## Exercise directions
Leave out any pictures and transcribe all other data below exactly.

## Exercise data
================================

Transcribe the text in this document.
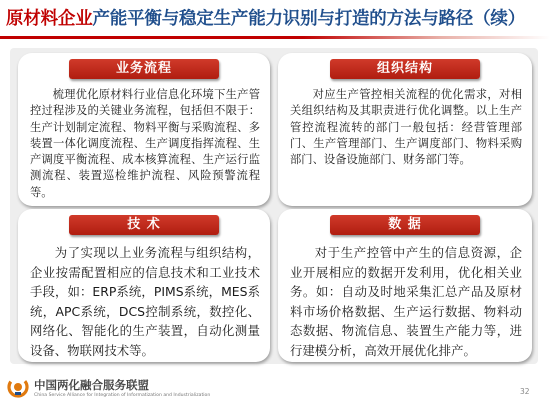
原材料企业产能平衡与稳定生产能力识别与打造的方法与路径（续）
业务流程
梳理优化原材料行业信息化环境下生产管控过程涉及的关键业务流程，包括但不限于：生产计划制定流程、物料平衡与采购流程、多装置一体化调度流程、生产调度指挥流程、生产调度平衡流程、成本核算流程、生产运行监测流程、装置巡检维护流程、风险预警流程等。
组织结构
对应生产管控相关流程的优化需求，对相关组织结构及其职责进行优化调整。以上生产管控流程流转的部门一般包括：经营管理部门、生产管理部门、生产调度部门、物料采购部门、设备设施部门、财务部门等。
技 术
为了实现以上业务流程与组织结构，企业按需配置相应的信息技术和工业技术手段，如：ERP系统，PIMS系统，MES系统，APC系统，DCS控制系统，数控化、网络化、智能化的生产装置，自动化测量设备、物联网技术等。
数 据
对于生产控管中产生的信息资源，企业开展相应的数据开发利用，优化相关业务。如：自动及时地采集汇总产品及原材料市场价格数据、生产运行数据、物料动态数据、物流信息、装置生产能力等，进行建模分析，高效开展优化排产。
中国两化融合服务联盟
China Service Alliance for Integration of Informatization and Industrialization	32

================================

## Written reply
Transcribe the text in this document.
原材料企业产能平衡与稳定生产能力识别与打造的方法与路径（续）
业务流程
梳理优化原材料行业信息化环境下生产管控过程涉及的关键业务流程，包括但不限于：生产计划制定流程、物料平衡与采购流程、多装置一体化调度流程、生产调度指挥流程、生产调度平衡流程、成本核算流程、生产运行监测流程、装置巡检维护流程、风险预警流程等。
组织结构
对应生产管控相关流程的优化需求，对相关组织结构及其职责进行优化调整。以上生产管控流程流转的部门一般包括：经营管理部门、生产管理部门、生产调度部门、物料采购部门、设备设施部门、财务部门等。
技 术
为了实现以上业务流程与组织结构，企业按需配置相应的信息技术和工业技术手段，如：ERP系统，PIMS系统，MES系统，APC系统，DCS控制系统，数控化、网络化、智能化的生产装置，自动化测量设备、物联网技术等。
数 据
对于生产控管中产生的信息资源，企业开展相应的数据开发利用，优化相关业务。如：自动及时地采集汇总产品及原材料市场价格数据、生产运行数据、物料动态数据、物流信息、装置生产能力等，进行建模分析，高效开展优化排产。
中国两化融合服务联盟
China Service Alliance for Integration of Informatization and Industrialization	32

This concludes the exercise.